Records that describe figures
-- BEGIN --
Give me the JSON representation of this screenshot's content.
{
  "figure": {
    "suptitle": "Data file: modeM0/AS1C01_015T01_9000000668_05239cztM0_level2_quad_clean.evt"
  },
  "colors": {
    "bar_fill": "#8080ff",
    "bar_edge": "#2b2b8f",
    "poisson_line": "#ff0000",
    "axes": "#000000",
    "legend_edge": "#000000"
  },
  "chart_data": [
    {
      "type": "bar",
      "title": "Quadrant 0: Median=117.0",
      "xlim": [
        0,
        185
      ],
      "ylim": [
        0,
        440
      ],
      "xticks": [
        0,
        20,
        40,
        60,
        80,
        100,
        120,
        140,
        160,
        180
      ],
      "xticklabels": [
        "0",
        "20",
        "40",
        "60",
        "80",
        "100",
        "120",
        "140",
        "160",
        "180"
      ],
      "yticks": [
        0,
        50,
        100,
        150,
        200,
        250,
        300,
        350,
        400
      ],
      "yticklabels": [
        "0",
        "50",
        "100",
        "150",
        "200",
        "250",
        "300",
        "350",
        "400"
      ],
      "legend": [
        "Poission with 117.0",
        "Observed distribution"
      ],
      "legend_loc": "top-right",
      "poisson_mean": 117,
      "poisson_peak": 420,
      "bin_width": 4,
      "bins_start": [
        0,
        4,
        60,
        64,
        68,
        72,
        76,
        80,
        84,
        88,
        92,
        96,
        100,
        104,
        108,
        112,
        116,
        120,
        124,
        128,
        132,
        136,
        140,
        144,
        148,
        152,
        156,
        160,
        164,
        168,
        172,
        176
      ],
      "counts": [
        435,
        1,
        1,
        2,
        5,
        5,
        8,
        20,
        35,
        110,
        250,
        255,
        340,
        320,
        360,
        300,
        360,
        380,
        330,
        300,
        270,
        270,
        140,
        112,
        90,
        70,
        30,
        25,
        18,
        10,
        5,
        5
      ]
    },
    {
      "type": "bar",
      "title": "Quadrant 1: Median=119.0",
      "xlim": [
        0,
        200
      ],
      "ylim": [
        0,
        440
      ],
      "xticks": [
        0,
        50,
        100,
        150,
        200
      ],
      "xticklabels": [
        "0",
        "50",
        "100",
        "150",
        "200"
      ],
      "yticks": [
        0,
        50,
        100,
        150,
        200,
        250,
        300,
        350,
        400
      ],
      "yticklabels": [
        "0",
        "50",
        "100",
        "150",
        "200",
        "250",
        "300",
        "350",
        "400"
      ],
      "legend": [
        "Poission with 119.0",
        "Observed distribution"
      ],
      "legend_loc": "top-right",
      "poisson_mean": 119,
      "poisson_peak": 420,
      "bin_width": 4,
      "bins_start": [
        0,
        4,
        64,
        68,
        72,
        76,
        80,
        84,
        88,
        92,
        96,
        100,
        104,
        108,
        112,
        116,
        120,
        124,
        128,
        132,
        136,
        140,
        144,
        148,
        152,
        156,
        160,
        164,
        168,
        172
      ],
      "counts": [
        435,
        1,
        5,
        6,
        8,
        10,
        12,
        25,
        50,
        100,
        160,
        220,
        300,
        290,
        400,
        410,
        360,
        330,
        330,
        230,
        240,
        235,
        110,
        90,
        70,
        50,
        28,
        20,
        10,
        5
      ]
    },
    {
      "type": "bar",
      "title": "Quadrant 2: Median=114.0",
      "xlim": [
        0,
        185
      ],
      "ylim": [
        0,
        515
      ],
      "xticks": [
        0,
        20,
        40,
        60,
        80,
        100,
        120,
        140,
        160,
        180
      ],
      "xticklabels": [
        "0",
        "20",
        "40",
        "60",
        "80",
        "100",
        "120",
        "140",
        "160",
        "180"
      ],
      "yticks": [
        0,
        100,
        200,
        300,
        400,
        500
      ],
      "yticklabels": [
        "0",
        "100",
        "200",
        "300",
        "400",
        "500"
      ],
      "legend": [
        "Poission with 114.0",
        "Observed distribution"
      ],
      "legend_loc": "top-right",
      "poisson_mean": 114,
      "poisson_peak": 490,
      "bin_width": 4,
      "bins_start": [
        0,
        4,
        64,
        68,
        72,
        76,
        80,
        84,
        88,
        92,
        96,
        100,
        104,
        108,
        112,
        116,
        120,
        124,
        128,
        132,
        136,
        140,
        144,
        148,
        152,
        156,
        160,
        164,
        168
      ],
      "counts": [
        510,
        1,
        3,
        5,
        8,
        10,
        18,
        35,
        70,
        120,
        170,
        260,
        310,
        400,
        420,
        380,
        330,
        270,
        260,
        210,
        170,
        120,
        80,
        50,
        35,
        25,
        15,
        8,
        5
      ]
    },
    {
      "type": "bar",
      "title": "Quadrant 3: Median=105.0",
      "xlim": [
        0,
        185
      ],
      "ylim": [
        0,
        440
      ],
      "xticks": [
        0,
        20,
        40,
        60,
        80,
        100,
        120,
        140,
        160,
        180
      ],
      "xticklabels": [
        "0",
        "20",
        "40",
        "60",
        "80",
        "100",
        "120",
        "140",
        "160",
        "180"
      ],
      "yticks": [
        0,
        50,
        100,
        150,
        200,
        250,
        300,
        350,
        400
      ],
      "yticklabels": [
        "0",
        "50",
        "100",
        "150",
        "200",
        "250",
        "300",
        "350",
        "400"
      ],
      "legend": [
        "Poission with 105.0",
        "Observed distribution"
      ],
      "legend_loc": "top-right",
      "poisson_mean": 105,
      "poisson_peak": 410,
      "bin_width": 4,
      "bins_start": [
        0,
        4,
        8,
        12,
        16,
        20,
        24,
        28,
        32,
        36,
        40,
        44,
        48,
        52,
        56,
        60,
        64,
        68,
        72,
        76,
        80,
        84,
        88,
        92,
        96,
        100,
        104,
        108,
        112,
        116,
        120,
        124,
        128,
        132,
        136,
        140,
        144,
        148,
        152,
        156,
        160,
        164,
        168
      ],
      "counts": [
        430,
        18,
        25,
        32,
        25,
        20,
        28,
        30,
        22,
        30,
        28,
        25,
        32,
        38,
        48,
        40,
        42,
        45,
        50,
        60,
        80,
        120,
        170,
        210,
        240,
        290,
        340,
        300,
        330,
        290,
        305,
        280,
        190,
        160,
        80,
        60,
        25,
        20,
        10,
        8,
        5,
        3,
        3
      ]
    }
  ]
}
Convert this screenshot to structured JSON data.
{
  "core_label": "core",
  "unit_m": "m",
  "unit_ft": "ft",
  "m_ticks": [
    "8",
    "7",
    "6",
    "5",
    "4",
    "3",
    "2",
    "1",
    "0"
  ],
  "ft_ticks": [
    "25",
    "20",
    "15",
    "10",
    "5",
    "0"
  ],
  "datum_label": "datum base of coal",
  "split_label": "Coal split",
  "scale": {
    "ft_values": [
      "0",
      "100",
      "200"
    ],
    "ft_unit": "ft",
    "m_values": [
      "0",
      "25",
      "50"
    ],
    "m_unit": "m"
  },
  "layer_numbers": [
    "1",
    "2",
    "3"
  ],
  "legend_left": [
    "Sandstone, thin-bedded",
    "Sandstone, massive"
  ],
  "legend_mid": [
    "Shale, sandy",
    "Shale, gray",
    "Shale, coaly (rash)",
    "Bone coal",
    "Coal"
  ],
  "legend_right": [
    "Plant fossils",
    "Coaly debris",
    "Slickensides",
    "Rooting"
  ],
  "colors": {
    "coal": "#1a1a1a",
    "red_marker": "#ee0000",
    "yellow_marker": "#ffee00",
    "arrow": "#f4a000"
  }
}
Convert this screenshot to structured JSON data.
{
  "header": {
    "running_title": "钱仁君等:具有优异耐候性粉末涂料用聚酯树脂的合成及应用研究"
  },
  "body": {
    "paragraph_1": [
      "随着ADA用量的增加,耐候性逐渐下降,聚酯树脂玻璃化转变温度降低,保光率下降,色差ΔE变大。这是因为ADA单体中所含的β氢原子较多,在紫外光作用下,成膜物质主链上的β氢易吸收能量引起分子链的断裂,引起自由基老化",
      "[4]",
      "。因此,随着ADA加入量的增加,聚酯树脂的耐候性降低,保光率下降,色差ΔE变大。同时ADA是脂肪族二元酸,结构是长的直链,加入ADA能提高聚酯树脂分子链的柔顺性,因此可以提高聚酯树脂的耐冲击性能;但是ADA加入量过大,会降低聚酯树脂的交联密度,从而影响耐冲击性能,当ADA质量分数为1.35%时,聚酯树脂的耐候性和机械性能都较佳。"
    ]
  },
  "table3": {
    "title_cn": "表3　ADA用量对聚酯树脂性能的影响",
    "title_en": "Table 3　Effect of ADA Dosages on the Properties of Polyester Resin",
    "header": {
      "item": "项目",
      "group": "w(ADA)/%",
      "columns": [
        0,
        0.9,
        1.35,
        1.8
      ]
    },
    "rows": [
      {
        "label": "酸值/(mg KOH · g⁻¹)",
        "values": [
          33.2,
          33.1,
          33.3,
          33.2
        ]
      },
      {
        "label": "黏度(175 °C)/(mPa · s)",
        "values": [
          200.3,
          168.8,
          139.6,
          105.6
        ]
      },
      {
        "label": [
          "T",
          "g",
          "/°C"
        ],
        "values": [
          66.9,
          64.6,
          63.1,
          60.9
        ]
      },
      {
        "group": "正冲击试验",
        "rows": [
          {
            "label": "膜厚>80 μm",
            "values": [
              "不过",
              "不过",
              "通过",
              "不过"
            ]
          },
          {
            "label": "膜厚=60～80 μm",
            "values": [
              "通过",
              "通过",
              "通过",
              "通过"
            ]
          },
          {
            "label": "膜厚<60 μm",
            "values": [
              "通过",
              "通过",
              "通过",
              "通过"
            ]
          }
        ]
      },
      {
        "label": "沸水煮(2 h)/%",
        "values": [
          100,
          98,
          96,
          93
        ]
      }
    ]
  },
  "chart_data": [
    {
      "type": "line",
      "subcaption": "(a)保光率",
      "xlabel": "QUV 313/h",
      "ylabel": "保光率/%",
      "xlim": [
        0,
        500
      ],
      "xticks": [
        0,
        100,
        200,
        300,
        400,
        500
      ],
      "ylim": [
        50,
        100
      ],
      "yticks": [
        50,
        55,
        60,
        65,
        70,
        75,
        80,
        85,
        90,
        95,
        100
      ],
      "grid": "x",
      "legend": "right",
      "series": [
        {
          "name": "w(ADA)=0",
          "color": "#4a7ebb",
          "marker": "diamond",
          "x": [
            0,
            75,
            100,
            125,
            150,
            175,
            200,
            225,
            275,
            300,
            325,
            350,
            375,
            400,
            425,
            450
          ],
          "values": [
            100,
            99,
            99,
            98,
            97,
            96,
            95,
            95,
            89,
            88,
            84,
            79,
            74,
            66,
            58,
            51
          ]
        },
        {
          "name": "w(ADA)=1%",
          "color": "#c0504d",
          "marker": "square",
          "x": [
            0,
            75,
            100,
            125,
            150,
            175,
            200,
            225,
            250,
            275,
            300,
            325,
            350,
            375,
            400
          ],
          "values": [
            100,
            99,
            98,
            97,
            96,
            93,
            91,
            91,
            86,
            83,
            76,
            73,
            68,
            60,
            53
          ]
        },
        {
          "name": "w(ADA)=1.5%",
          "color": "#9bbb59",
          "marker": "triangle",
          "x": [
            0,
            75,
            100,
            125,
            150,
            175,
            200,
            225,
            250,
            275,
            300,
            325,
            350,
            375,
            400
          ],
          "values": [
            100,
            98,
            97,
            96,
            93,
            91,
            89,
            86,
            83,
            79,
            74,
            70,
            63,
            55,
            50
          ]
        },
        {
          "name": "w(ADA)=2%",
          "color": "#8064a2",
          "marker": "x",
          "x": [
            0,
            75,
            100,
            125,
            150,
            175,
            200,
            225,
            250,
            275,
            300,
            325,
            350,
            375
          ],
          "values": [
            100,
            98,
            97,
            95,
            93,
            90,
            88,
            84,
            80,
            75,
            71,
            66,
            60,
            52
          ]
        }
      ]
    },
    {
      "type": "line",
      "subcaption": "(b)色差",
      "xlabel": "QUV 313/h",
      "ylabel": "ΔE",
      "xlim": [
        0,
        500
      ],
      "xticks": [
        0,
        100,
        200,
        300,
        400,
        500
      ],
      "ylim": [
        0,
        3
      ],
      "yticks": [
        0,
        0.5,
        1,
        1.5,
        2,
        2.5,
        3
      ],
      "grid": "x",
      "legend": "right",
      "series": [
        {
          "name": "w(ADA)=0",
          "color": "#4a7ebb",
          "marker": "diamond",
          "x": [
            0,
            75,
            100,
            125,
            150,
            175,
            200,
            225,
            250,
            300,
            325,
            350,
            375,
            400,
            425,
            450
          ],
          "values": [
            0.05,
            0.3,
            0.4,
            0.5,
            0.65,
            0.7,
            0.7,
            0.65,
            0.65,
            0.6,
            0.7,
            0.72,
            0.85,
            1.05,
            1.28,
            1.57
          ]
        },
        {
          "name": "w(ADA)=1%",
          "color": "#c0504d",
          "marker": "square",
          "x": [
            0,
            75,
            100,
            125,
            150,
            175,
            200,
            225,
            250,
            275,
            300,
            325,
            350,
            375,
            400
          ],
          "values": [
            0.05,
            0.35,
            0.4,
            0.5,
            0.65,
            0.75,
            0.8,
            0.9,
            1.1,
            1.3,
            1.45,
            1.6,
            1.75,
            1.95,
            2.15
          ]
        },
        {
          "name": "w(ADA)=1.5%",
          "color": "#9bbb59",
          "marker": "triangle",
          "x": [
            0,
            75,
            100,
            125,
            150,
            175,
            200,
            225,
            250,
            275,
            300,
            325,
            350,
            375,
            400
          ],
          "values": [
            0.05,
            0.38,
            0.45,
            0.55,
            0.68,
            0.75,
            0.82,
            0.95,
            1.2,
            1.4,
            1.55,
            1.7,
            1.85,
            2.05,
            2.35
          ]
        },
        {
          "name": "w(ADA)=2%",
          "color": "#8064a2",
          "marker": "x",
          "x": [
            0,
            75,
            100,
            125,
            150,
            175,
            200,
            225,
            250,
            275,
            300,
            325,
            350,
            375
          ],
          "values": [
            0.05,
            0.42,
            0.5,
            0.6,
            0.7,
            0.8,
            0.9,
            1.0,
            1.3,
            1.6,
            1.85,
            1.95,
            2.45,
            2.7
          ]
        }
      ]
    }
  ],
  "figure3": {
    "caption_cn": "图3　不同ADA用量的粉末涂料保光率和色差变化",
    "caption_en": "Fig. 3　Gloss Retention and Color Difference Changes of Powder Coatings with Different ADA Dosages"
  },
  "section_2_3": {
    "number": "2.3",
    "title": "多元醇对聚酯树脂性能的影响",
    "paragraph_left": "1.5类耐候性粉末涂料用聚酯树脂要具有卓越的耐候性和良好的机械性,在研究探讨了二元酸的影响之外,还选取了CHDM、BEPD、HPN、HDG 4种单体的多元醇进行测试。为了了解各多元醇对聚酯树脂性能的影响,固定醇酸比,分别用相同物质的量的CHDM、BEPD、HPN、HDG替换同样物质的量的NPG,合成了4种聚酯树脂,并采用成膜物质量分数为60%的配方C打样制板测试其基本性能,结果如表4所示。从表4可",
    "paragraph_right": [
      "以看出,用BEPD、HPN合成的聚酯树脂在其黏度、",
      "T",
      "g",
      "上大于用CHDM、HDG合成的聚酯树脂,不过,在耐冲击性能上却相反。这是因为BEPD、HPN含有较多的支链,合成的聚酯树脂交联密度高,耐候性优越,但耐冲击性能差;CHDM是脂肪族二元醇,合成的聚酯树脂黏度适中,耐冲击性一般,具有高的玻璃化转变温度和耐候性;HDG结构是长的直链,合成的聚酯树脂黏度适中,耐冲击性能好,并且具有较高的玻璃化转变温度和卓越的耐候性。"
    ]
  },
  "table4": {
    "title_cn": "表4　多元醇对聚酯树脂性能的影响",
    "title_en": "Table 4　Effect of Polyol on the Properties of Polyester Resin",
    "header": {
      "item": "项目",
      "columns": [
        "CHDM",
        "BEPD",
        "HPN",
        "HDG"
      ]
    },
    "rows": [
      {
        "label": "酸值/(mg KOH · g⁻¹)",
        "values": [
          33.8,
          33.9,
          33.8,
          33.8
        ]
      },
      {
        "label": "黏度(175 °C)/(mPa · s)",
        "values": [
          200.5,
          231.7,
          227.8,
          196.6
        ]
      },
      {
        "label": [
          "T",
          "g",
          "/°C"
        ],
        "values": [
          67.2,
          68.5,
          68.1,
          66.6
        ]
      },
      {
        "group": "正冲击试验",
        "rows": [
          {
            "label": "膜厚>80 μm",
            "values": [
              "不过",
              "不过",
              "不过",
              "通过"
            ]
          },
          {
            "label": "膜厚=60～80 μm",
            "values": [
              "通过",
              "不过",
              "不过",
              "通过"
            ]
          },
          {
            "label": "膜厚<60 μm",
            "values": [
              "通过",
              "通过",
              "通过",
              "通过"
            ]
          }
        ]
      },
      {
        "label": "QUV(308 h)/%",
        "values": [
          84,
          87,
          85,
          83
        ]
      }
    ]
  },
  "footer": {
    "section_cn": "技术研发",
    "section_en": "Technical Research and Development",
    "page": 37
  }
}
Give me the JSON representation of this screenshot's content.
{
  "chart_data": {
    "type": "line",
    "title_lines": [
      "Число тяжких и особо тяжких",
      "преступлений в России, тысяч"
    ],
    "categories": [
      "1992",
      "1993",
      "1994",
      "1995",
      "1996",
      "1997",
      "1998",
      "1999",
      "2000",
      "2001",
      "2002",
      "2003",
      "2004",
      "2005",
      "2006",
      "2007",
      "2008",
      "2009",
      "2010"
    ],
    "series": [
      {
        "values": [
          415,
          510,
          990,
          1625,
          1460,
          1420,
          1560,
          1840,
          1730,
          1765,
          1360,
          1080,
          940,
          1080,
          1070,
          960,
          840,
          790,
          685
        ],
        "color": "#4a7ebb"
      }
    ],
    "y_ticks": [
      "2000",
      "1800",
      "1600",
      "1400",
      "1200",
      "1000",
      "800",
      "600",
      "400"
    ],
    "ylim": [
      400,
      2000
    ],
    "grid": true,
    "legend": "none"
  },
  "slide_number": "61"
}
-- END --
Return each full line of the entries that contains the word "with".

        "Poission with 117.0",
        "Poission with 119.0",
        "Poission with 114.0",
        "Poission with 105.0",
    "caption_en": "Fig. 3　Gloss Retention and Color Difference Changes of Powder Coatings with Different ADA Dosages"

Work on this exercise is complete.